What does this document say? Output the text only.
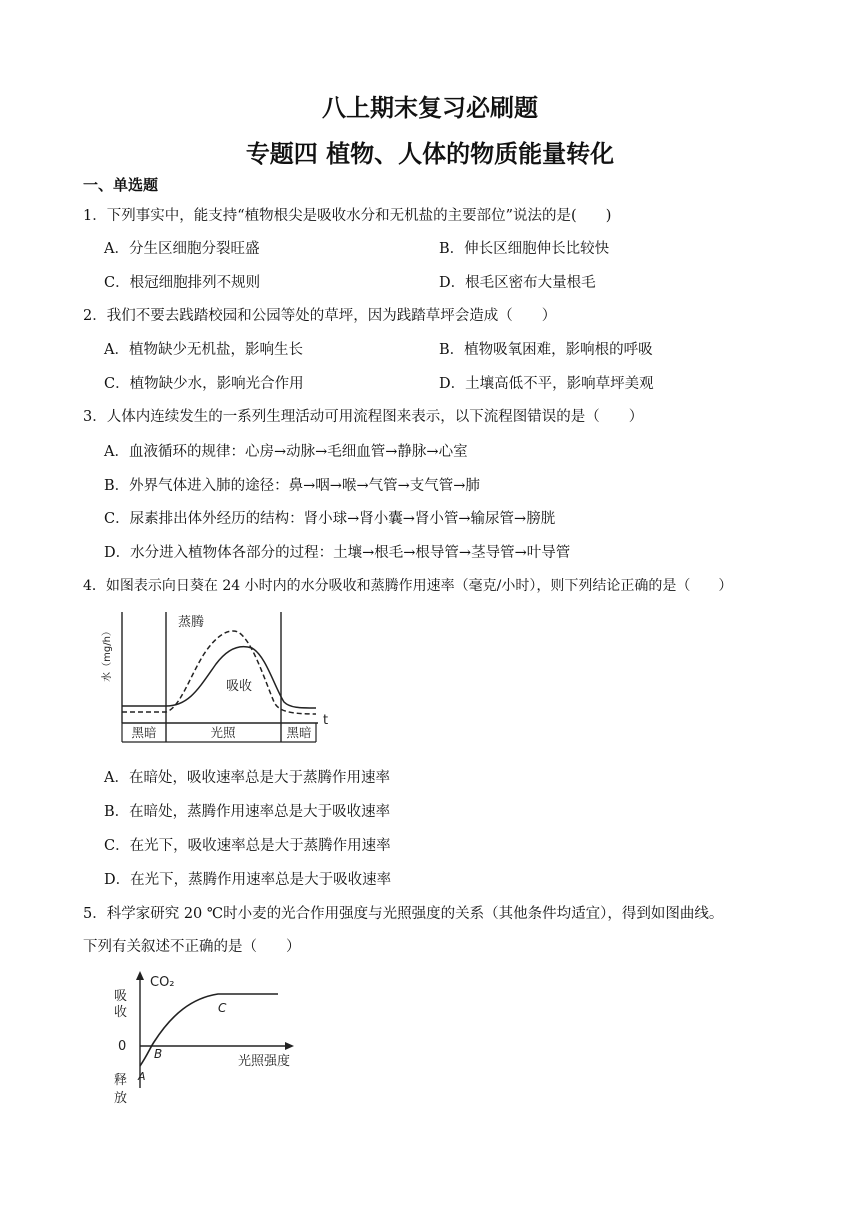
八上期末复习必刷题
专题四 植物、人体的物质能量转化
一、单选题
1．下列事实中，能支持“植物根尖是吸收水分和无机盐的主要部位”说法的是(　　)
A．分生区细胞分裂旺盛	B．伸长区细胞伸长比较快
C．根冠细胞排列不规则	D．根毛区密布大量根毛
2．我们不要去践踏校园和公园等处的草坪，因为践踏草坪会造成（　　）
A．植物缺少无机盐，影响生长	B．植物吸氧困难，影响根的呼吸
C．植物缺少水，影响光合作用	D．土壤高低不平，影响草坪美观
3．人体内连续发生的一系列生理活动可用流程图来表示，以下流程图错误的是（　　）
A．血液循环的规律：心房→动脉→毛细血管→静脉→心室
B．外界气体进入肺的途径：鼻→咽→喉→气管→支气管→肺
C．尿素排出体外经历的结构：肾小球→肾小囊→肾小管→输尿管→膀胱
D．水分进入植物体各部分的过程：土壤→根毛→根导管→茎导管→叶导管
4．如图表示向日葵在 24 小时内的水分吸收和蒸腾作用速率（毫克/小时），则下列结论正确的是（　　）
水（mg/h）
t
蒸腾
吸收
黑暗	光照	黑暗
A．在暗处，吸收速率总是大于蒸腾作用速率
B．在暗处，蒸腾作用速率总是大于吸收速率
C．在光下，吸收速率总是大于蒸腾作用速率
D．在光下，蒸腾作用速率总是大于吸收速率
5．科学家研究 20 ℃时小麦的光合作用强度与光照强度的关系（其他条件均适宜），得到如图曲线。
下列有关叙述不正确的是（　　）
CO₂
吸
收
0
释
放
光照强度
A
B
C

──────────────────────────────

## GIVEN INSTRUCTION:
Omit the pictures and give the material again, exactly and in full.

## CORRECT OUTPUT:
What does this document say? Output the text only.
八上期末复习必刷题
专题四 植物、人体的物质能量转化
一、单选题
1．下列事实中，能支持“植物根尖是吸收水分和无机盐的主要部位”说法的是(　　)
A．分生区细胞分裂旺盛	B．伸长区细胞伸长比较快
C．根冠细胞排列不规则	D．根毛区密布大量根毛
2．我们不要去践踏校园和公园等处的草坪，因为践踏草坪会造成（　　）
A．植物缺少无机盐，影响生长	B．植物吸氧困难，影响根的呼吸
C．植物缺少水，影响光合作用	D．土壤高低不平，影响草坪美观
3．人体内连续发生的一系列生理活动可用流程图来表示，以下流程图错误的是（　　）
A．血液循环的规律：心房→动脉→毛细血管→静脉→心室
B．外界气体进入肺的途径：鼻→咽→喉→气管→支气管→肺
C．尿素排出体外经历的结构：肾小球→肾小囊→肾小管→输尿管→膀胱
D．水分进入植物体各部分的过程：土壤→根毛→根导管→茎导管→叶导管
4．如图表示向日葵在 24 小时内的水分吸收和蒸腾作用速率（毫克/小时），则下列结论正确的是（　　）
水（mg/h）
t
蒸腾
吸收
黑暗	光照	黑暗
A．在暗处，吸收速率总是大于蒸腾作用速率
B．在暗处，蒸腾作用速率总是大于吸收速率
C．在光下，吸收速率总是大于蒸腾作用速率
D．在光下，蒸腾作用速率总是大于吸收速率
5．科学家研究 20 ℃时小麦的光合作用强度与光照强度的关系（其他条件均适宜），得到如图曲线。
下列有关叙述不正确的是（　　）
CO₂
吸
收
0
释
放
光照强度
A
B
C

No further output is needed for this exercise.